**GIVEN PROBLEM**
Copy the listing below in full and skip every picture.

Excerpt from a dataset
◇ ◇ ◇ ◇ ◇

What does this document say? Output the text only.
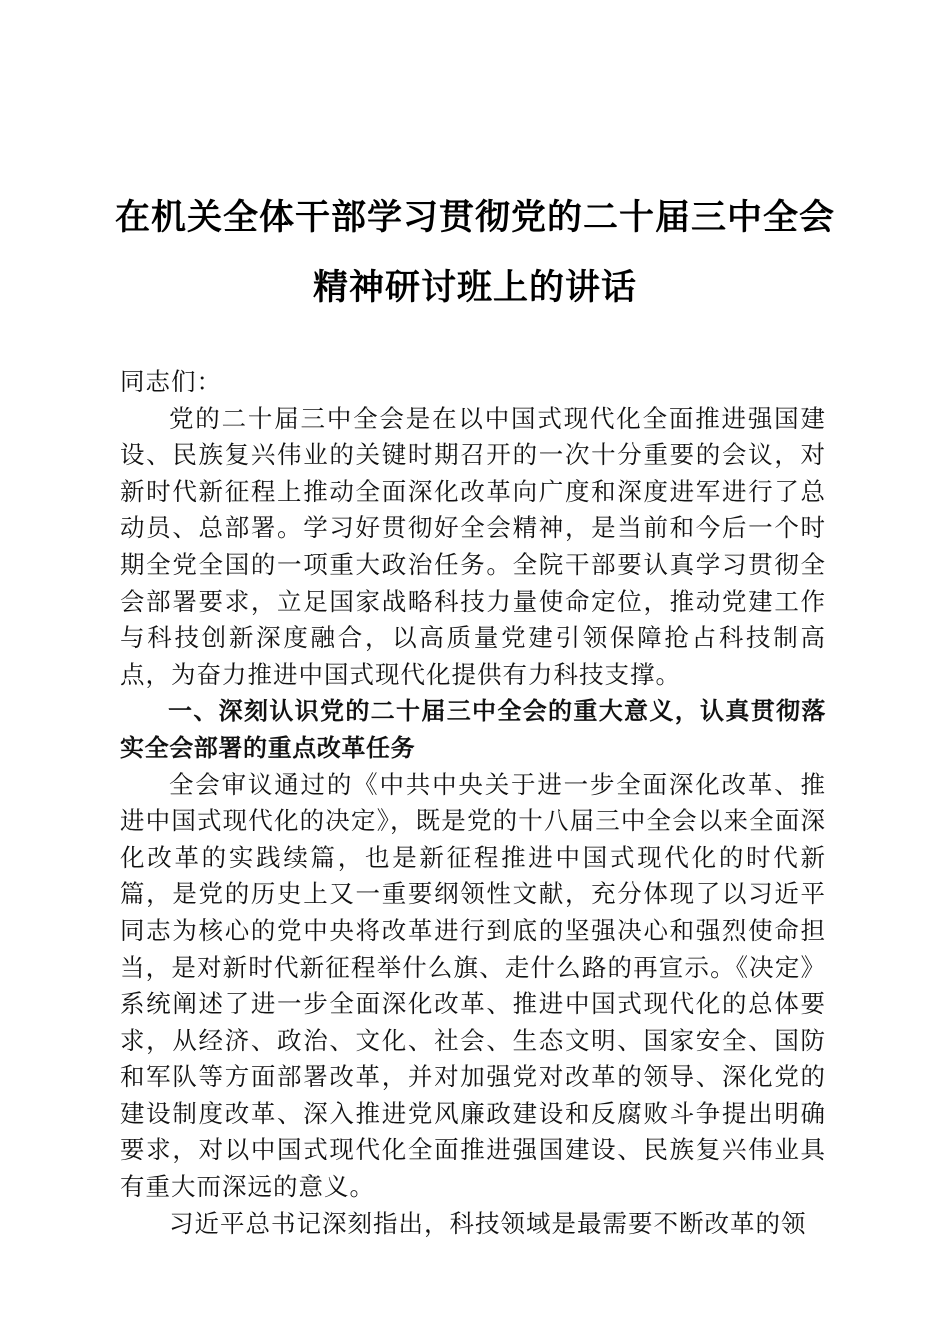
在机关全体干部学习贯彻党的二十届三中全会
精神研讨班上的讲话

同志们：

党的二十届三中全会是在以中国式现代化全面推进强国建设、民族复兴伟业的关键时期召开的一次十分重要的会议，对新时代新征程上推动全面深化改革向广度和深度进军进行了总动员、总部署。学习好贯彻好全会精神，是当前和今后一个时期全党全国的一项重大政治任务。全院干部要认真学习贯彻全会部署要求，立足国家战略科技力量使命定位，推动党建工作与科技创新深度融合，以高质量党建引领保障抢占科技制高点，为奋力推进中国式现代化提供有力科技支撑。

一、深刻认识党的二十届三中全会的重大意义，认真贯彻落实全会部署的重点改革任务

全会审议通过的《中共中央关于进一步全面深化改革、推进中国式现代化的决定》，既是党的十八届三中全会以来全面深化改革的实践续篇，也是新征程推进中国式现代化的时代新篇，是党的历史上又一重要纲领性文献，充分体现了以习近平同志为核心的党中央将改革进行到底的坚强决心和强烈使命担当，是对新时代新征程举什么旗、走什么路的再宣示。《决定》系统阐述了进一步全面深化改革、推进中国式现代化的总体要求，从经济、政治、文化、社会、生态文明、国家安全、国防和军队等方面部署改革，并对加强党对改革的领导、深化党的建设制度改革、深入推进党风廉政建设和反腐败斗争提出明确要求，对以中国式现代化全面推进强国建设、民族复兴伟业具有重大而深远的意义。

习近平总书记深刻指出，科技领域是最需要不断改革的领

◇ ◇ ◇ ◇ ◇

**EXERCISE RESULT**
What does this document say? Output the text only.
在机关全体干部学习贯彻党的二十届三中全会
精神研讨班上的讲话

同志们：

党的二十届三中全会是在以中国式现代化全面推进强国建设、民族复兴伟业的关键时期召开的一次十分重要的会议，对新时代新征程上推动全面深化改革向广度和深度进军进行了总动员、总部署。学习好贯彻好全会精神，是当前和今后一个时期全党全国的一项重大政治任务。全院干部要认真学习贯彻全会部署要求，立足国家战略科技力量使命定位，推动党建工作与科技创新深度融合，以高质量党建引领保障抢占科技制高点，为奋力推进中国式现代化提供有力科技支撑。

一、深刻认识党的二十届三中全会的重大意义，认真贯彻落实全会部署的重点改革任务

全会审议通过的《中共中央关于进一步全面深化改革、推进中国式现代化的决定》，既是党的十八届三中全会以来全面深化改革的实践续篇，也是新征程推进中国式现代化的时代新篇，是党的历史上又一重要纲领性文献，充分体现了以习近平同志为核心的党中央将改革进行到底的坚强决心和强烈使命担当，是对新时代新征程举什么旗、走什么路的再宣示。《决定》系统阐述了进一步全面深化改革、推进中国式现代化的总体要求，从经济、政治、文化、社会、生态文明、国家安全、国防和军队等方面部署改革，并对加强党对改革的领导、深化党的建设制度改革、深入推进党风廉政建设和反腐败斗争提出明确要求，对以中国式现代化全面推进强国建设、民族复兴伟业具有重大而深远的意义。

习近平总书记深刻指出，科技领域是最需要不断改革的领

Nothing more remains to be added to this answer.